** START RECORDED DATA **

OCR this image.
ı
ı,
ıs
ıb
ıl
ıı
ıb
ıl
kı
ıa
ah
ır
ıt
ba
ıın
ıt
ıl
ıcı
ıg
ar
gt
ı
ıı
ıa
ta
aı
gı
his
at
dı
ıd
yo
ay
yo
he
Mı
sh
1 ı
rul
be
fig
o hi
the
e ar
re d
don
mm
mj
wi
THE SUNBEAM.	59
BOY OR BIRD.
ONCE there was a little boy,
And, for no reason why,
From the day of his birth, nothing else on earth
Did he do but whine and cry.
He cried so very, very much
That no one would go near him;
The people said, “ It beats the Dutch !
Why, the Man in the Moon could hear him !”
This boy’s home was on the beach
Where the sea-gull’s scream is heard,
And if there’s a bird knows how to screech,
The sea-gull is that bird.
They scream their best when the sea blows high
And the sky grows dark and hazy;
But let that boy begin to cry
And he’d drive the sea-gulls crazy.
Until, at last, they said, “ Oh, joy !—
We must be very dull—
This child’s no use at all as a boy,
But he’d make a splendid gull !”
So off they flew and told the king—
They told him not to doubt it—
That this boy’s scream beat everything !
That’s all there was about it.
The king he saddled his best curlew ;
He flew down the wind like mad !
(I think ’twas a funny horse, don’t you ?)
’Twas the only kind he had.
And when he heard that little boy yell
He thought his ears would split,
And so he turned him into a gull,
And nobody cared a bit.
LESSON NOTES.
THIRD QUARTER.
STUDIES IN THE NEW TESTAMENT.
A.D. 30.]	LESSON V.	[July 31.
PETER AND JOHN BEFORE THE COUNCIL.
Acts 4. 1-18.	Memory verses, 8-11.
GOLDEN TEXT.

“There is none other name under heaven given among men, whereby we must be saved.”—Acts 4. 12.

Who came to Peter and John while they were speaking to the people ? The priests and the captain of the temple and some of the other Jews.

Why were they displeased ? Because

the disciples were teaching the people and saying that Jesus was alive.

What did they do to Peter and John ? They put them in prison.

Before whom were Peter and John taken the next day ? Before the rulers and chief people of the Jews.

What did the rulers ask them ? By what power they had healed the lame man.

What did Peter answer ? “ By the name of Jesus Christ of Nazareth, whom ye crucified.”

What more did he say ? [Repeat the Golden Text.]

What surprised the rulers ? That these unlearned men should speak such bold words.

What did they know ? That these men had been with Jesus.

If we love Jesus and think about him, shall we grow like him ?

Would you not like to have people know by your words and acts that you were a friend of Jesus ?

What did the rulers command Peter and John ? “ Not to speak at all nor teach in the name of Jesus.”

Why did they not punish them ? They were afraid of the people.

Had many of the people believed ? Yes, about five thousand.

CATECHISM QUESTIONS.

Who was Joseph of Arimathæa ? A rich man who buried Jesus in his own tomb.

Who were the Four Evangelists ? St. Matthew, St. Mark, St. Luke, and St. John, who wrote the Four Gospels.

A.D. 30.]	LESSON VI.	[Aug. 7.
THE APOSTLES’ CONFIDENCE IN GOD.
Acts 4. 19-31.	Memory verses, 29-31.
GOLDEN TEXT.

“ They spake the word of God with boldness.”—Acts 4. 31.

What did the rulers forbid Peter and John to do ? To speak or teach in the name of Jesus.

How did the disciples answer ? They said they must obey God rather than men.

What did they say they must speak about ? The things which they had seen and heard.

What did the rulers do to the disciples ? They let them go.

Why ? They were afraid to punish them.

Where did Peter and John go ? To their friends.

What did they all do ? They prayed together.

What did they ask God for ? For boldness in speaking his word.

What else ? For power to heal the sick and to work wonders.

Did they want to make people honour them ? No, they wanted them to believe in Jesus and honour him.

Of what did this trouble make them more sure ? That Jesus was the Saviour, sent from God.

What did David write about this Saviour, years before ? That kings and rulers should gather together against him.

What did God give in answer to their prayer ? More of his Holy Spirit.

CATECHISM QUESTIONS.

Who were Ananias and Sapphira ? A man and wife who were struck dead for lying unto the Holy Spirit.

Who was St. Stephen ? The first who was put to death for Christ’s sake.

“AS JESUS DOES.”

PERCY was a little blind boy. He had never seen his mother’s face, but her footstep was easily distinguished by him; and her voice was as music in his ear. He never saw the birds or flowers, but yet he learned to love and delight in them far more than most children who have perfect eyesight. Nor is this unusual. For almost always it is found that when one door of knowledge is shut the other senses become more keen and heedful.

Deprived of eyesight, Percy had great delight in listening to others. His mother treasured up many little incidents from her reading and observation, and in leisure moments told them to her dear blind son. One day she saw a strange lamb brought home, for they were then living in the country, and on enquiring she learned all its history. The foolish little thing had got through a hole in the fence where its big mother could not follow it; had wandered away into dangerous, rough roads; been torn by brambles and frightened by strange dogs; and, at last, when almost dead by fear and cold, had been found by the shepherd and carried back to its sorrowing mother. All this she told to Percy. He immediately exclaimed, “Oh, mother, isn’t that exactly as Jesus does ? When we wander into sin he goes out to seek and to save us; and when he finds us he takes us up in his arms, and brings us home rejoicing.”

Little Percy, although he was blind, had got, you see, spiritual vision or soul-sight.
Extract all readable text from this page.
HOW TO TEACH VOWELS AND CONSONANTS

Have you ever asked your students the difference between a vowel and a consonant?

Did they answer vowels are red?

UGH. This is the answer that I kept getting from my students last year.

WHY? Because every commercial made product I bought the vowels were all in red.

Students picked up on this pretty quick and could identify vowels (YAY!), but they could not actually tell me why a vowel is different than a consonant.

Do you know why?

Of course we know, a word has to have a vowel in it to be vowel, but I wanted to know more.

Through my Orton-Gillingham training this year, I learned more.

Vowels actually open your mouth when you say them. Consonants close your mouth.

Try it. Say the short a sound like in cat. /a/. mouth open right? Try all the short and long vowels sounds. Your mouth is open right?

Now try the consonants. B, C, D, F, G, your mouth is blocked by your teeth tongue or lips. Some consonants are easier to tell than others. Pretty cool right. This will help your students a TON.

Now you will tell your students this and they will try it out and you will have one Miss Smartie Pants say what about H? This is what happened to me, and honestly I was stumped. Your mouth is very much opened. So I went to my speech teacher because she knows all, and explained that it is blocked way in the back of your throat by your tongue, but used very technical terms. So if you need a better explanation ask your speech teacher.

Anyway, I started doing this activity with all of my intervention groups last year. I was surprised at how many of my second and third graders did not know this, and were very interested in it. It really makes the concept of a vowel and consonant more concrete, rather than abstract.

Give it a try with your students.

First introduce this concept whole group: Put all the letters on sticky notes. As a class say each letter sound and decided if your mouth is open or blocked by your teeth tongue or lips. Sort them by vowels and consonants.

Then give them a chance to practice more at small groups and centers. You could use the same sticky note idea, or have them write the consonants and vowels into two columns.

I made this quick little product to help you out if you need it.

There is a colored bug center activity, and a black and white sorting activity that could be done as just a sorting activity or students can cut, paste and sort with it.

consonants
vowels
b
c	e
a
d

** END RECORDED DATA **

Return every entry exactly as given.

OCR this image.
ı
ı,
ıs
ıb
ıl
ıı
ıb
ıl
kı
ıa
ah
ır
ıt
ba
ıın
ıt
ıl
ıcı
ıg
ar
gt
ı
ıı
ıa
ta
aı
gı
his
at
dı
ıd
yo
ay
yo
he
Mı
sh
1 ı
rul
be
fig
o hi
the
e ar
re d
don
mm
mj
wi
THE SUNBEAM.	59
BOY OR BIRD.
ONCE there was a little boy,
And, for no reason why,
From the day of his birth, nothing else on earth
Did he do but whine and cry.
He cried so very, very much
That no one would go near him;
The people said, “ It beats the Dutch !
Why, the Man in the Moon could hear him !”
This boy’s home was on the beach
Where the sea-gull’s scream is heard,
And if there’s a bird knows how to screech,
The sea-gull is that bird.
They scream their best when the sea blows high
And the sky grows dark and hazy;
But let that boy begin to cry
And he’d drive the sea-gulls crazy.
Until, at last, they said, “ Oh, joy !—
We must be very dull—
This child’s no use at all as a boy,
But he’d make a splendid gull !”
So off they flew and told the king—
They told him not to doubt it—
That this boy’s scream beat everything !
That’s all there was about it.
The king he saddled his best curlew ;
He flew down the wind like mad !
(I think ’twas a funny horse, don’t you ?)
’Twas the only kind he had.
And when he heard that little boy yell
He thought his ears would split,
And so he turned him into a gull,
And nobody cared a bit.
LESSON NOTES.
THIRD QUARTER.
STUDIES IN THE NEW TESTAMENT.
A.D. 30.]	LESSON V.	[July 31.
PETER AND JOHN BEFORE THE COUNCIL.
Acts 4. 1-18.	Memory verses, 8-11.
GOLDEN TEXT.

“There is none other name under heaven given among men, whereby we must be saved.”—Acts 4. 12.

Who came to Peter and John while they were speaking to the people ? The priests and the captain of the temple and some of the other Jews.

Why were they displeased ? Because

the disciples were teaching the people and saying that Jesus was alive.

What did they do to Peter and John ? They put them in prison.

Before whom were Peter and John taken the next day ? Before the rulers and chief people of the Jews.

What did the rulers ask them ? By what power they had healed the lame man.

What did Peter answer ? “ By the name of Jesus Christ of Nazareth, whom ye crucified.”

What more did he say ? [Repeat the Golden Text.]

What surprised the rulers ? That these unlearned men should speak such bold words.

What did they know ? That these men had been with Jesus.

If we love Jesus and think about him, shall we grow like him ?

Would you not like to have people know by your words and acts that you were a friend of Jesus ?

What did the rulers command Peter and John ? “ Not to speak at all nor teach in the name of Jesus.”

Why did they not punish them ? They were afraid of the people.

Had many of the people believed ? Yes, about five thousand.

CATECHISM QUESTIONS.

Who was Joseph of Arimathæa ? A rich man who buried Jesus in his own tomb.

Who were the Four Evangelists ? St. Matthew, St. Mark, St. Luke, and St. John, who wrote the Four Gospels.

A.D. 30.]	LESSON VI.	[Aug. 7.
THE APOSTLES’ CONFIDENCE IN GOD.
Acts 4. 19-31.	Memory verses, 29-31.
GOLDEN TEXT.

“ They spake the word of God with boldness.”—Acts 4. 31.

What did the rulers forbid Peter and John to do ? To speak or teach in the name of Jesus.

How did the disciples answer ? They said they must obey God rather than men.

What did they say they must speak about ? The things which they had seen and heard.

What did the rulers do to the disciples ? They let them go.

Why ? They were afraid to punish them.

Where did Peter and John go ? To their friends.

What did they all do ? They prayed together.

What did they ask God for ? For boldness in speaking his word.

What else ? For power to heal the sick and to work wonders.

Did they want to make people honour them ? No, they wanted them to believe in Jesus and honour him.

Of what did this trouble make them more sure ? That Jesus was the Saviour, sent from God.

What did David write about this Saviour, years before ? That kings and rulers should gather together against him.

What did God give in answer to their prayer ? More of his Holy Spirit.

CATECHISM QUESTIONS.

Who were Ananias and Sapphira ? A man and wife who were struck dead for lying unto the Holy Spirit.

Who was St. Stephen ? The first who was put to death for Christ’s sake.

“AS JESUS DOES.”

PERCY was a little blind boy. He had never seen his mother’s face, but her footstep was easily distinguished by him; and her voice was as music in his ear. He never saw the birds or flowers, but yet he learned to love and delight in them far more than most children who have perfect eyesight. Nor is this unusual. For almost always it is found that when one door of knowledge is shut the other senses become more keen and heedful.

Deprived of eyesight, Percy had great delight in listening to others. His mother treasured up many little incidents from her reading and observation, and in leisure moments told them to her dear blind son. One day she saw a strange lamb brought home, for they were then living in the country, and on enquiring she learned all its history. The foolish little thing had got through a hole in the fence where its big mother could not follow it; had wandered away into dangerous, rough roads; been torn by brambles and frightened by strange dogs; and, at last, when almost dead by fear and cold, had been found by the shepherd and carried back to its sorrowing mother. All this she told to Percy. He immediately exclaimed, “Oh, mother, isn’t that exactly as Jesus does ? When we wander into sin he goes out to seek and to save us; and when he finds us he takes us up in his arms, and brings us home rejoicing.”

Little Percy, although he was blind, had got, you see, spiritual vision or soul-sight.
Extract all readable text from this page.
HOW TO TEACH VOWELS AND CONSONANTS

Have you ever asked your students the difference between a vowel and a consonant?

Did they answer vowels are red?

UGH. This is the answer that I kept getting from my students last year.

WHY? Because every commercial made product I bought the vowels were all in red.

Students picked up on this pretty quick and could identify vowels (YAY!), but they could not actually tell me why a vowel is different than a consonant.

Do you know why?

Of course we know, a word has to have a vowel in it to be vowel, but I wanted to know more.

Through my Orton-Gillingham training this year, I learned more.

Vowels actually open your mouth when you say them. Consonants close your mouth.

Try it. Say the short a sound like in cat. /a/. mouth open right? Try all the short and long vowels sounds. Your mouth is open right?

Now try the consonants. B, C, D, F, G, your mouth is blocked by your teeth tongue or lips. Some consonants are easier to tell than others. Pretty cool right. This will help your students a TON.

Now you will tell your students this and they will try it out and you will have one Miss Smartie Pants say what about H? This is what happened to me, and honestly I was stumped. Your mouth is very much opened. So I went to my speech teacher because she knows all, and explained that it is blocked way in the back of your throat by your tongue, but used very technical terms. So if you need a better explanation ask your speech teacher.

Anyway, I started doing this activity with all of my intervention groups last year. I was surprised at how many of my second and third graders did not know this, and were very interested in it. It really makes the concept of a vowel and consonant more concrete, rather than abstract.

Give it a try with your students.

First introduce this concept whole group: Put all the letters on sticky notes. As a class say each letter sound and decided if your mouth is open or blocked by your teeth tongue or lips. Sort them by vowels and consonants.

Then give them a chance to practice more at small groups and centers. You could use the same sticky note idea, or have them write the consonants and vowels into two columns.

I made this quick little product to help you out if you need it.

There is a colored bug center activity, and a black and white sorting activity that could be done as just a sorting activity or students can cut, paste and sort with it.

consonants
vowels
b
c	e
a
d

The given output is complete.